-- START Entries provided --

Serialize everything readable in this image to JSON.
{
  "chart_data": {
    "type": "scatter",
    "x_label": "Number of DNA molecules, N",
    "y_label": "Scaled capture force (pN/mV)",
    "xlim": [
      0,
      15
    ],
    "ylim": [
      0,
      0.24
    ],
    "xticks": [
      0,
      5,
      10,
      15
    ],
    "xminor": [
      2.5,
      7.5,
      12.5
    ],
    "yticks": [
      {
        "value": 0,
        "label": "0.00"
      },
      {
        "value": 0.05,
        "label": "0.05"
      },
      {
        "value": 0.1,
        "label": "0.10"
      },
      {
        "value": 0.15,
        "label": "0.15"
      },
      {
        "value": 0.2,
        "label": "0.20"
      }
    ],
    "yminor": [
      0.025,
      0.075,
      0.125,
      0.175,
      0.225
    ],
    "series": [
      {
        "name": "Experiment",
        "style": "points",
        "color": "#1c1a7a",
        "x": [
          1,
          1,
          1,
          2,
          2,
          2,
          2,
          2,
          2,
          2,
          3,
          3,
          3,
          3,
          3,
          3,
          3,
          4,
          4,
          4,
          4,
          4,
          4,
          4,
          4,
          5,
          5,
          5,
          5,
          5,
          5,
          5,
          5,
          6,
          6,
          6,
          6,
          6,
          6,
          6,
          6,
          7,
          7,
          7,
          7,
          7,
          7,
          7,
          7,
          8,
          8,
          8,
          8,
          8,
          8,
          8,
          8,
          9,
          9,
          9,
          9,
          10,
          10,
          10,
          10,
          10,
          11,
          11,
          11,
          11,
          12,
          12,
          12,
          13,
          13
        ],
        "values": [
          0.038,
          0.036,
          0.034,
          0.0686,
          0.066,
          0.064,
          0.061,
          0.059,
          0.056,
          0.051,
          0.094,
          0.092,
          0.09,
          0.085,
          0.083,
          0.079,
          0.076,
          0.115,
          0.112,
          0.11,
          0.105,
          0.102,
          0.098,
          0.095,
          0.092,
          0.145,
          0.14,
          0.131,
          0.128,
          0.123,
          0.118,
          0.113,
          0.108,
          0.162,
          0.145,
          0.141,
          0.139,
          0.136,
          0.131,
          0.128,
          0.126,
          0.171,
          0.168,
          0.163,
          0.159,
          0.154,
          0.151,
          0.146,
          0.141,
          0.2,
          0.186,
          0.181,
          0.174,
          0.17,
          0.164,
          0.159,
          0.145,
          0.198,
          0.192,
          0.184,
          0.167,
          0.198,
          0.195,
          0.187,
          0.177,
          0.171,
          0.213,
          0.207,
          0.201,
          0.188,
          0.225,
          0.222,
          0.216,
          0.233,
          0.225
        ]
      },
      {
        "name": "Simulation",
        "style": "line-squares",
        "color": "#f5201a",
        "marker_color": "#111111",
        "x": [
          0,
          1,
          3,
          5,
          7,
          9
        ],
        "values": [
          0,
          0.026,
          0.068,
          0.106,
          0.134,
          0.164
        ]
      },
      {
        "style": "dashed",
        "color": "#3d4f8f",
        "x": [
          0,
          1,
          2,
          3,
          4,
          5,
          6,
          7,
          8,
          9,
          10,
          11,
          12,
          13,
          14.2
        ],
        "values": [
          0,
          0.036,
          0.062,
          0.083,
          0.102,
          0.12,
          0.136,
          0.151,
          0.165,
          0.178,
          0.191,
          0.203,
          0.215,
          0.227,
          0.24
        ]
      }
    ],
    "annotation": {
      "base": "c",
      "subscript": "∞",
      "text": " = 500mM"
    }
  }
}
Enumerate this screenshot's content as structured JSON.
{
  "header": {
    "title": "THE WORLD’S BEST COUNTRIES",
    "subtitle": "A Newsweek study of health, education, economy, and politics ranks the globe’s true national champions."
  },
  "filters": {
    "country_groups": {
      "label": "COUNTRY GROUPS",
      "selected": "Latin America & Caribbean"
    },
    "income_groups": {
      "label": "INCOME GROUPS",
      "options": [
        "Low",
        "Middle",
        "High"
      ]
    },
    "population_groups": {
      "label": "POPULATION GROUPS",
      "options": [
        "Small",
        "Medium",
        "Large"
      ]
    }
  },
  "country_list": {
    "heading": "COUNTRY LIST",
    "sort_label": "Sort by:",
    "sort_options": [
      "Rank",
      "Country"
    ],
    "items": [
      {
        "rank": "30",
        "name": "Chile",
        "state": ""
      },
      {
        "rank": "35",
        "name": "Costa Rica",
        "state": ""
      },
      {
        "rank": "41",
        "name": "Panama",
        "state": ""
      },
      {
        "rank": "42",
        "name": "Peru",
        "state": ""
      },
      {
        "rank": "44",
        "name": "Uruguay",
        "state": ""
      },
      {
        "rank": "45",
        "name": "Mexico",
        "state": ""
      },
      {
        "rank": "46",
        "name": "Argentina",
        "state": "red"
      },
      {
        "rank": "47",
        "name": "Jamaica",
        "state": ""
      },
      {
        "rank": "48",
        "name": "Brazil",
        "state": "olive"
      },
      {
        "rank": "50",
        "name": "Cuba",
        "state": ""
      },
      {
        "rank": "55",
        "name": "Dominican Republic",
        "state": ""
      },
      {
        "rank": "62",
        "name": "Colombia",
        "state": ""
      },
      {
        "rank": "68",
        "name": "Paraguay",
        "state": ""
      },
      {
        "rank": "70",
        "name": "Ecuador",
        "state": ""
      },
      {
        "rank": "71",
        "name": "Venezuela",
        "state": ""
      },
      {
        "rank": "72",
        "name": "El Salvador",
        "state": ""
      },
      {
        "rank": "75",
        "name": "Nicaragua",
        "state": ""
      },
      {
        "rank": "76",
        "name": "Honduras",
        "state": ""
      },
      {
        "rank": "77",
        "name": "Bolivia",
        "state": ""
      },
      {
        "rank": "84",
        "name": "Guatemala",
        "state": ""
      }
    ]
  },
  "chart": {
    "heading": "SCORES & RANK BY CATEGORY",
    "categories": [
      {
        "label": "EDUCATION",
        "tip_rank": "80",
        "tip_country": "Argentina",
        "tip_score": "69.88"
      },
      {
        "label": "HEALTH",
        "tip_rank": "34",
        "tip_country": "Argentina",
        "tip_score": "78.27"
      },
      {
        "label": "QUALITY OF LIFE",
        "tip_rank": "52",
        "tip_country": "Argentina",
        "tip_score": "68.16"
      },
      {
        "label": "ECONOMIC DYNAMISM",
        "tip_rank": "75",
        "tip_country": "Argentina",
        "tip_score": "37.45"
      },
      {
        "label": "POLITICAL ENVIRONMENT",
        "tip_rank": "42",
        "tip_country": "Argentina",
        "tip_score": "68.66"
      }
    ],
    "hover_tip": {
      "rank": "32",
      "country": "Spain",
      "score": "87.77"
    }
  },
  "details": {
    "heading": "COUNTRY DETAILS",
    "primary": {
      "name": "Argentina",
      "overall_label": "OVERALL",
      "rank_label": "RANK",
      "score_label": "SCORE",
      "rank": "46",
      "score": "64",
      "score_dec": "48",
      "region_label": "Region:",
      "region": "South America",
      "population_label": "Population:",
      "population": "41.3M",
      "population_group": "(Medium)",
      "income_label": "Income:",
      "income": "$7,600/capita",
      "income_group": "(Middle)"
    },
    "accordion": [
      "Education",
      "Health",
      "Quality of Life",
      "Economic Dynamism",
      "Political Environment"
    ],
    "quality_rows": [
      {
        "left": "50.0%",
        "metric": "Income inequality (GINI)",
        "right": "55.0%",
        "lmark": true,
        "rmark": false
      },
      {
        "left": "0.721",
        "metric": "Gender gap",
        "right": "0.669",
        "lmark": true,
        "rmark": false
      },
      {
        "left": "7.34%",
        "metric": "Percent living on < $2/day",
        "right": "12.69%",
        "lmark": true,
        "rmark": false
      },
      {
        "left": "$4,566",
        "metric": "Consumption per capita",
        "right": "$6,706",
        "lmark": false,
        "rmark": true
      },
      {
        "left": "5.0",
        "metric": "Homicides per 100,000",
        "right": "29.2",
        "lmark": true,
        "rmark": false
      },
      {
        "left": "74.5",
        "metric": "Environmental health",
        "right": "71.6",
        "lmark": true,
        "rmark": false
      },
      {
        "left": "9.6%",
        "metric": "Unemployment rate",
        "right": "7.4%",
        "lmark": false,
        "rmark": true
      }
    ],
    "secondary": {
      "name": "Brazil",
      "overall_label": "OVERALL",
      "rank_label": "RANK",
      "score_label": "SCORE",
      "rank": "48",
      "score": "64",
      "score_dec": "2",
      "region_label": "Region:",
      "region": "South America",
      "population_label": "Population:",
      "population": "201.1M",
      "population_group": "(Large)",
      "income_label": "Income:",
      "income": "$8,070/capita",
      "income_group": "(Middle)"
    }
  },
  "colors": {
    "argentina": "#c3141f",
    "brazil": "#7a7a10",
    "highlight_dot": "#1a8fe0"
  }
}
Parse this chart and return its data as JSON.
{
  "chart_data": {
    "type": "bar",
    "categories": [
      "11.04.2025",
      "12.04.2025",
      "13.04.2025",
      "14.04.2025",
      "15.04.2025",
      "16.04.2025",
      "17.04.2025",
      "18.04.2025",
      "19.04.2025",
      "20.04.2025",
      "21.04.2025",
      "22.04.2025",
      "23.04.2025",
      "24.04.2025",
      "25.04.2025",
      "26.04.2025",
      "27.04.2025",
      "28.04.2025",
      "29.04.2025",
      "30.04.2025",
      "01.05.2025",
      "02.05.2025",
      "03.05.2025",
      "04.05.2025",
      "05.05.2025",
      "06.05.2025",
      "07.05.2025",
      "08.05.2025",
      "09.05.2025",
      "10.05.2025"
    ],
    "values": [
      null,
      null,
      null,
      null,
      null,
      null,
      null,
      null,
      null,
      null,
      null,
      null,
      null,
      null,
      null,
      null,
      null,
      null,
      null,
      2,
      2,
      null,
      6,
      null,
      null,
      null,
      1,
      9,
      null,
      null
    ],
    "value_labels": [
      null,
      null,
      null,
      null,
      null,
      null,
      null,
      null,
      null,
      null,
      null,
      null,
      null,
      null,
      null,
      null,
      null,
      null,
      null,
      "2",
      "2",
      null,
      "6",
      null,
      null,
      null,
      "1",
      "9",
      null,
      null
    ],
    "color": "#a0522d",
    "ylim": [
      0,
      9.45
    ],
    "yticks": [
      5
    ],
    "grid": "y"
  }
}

-- END Entries provided --

Exercise details:
Repeat exactly, and only, the lines from the line containing "Parse this chart and return its data as JSON." through the last line of the records above, both included.

Task output:
Parse this chart and return its data as JSON.
{
  "chart_data": {
    "type": "bar",
    "categories": [
      "11.04.2025",
      "12.04.2025",
      "13.04.2025",
      "14.04.2025",
      "15.04.2025",
      "16.04.2025",
      "17.04.2025",
      "18.04.2025",
      "19.04.2025",
      "20.04.2025",
      "21.04.2025",
      "22.04.2025",
      "23.04.2025",
      "24.04.2025",
      "25.04.2025",
      "26.04.2025",
      "27.04.2025",
      "28.04.2025",
      "29.04.2025",
      "30.04.2025",
      "01.05.2025",
      "02.05.2025",
      "03.05.2025",
      "04.05.2025",
      "05.05.2025",
      "06.05.2025",
      "07.05.2025",
      "08.05.2025",
      "09.05.2025",
      "10.05.2025"
    ],
    "values": [
      null,
      null,
      null,
      null,
      null,
      null,
      null,
      null,
      null,
      null,
      null,
      null,
      null,
      null,
      null,
      null,
      null,
      null,
      null,
      2,
      2,
      null,
      6,
      null,
      null,
      null,
      1,
      9,
      null,
      null
    ],
    "value_labels": [
      null,
      null,
      null,
      null,
      null,
      null,
      null,
      null,
      null,
      null,
      null,
      null,
      null,
      null,
      null,
      null,
      null,
      null,
      null,
      "2",
      "2",
      null,
      "6",
      null,
      null,
      null,
      "1",
      "9",
      null,
      null
    ],
    "color": "#a0522d",
    "ylim": [
      0,
      9.45
    ],
    "yticks": [
      5
    ],
    "grid": "y"
  }
}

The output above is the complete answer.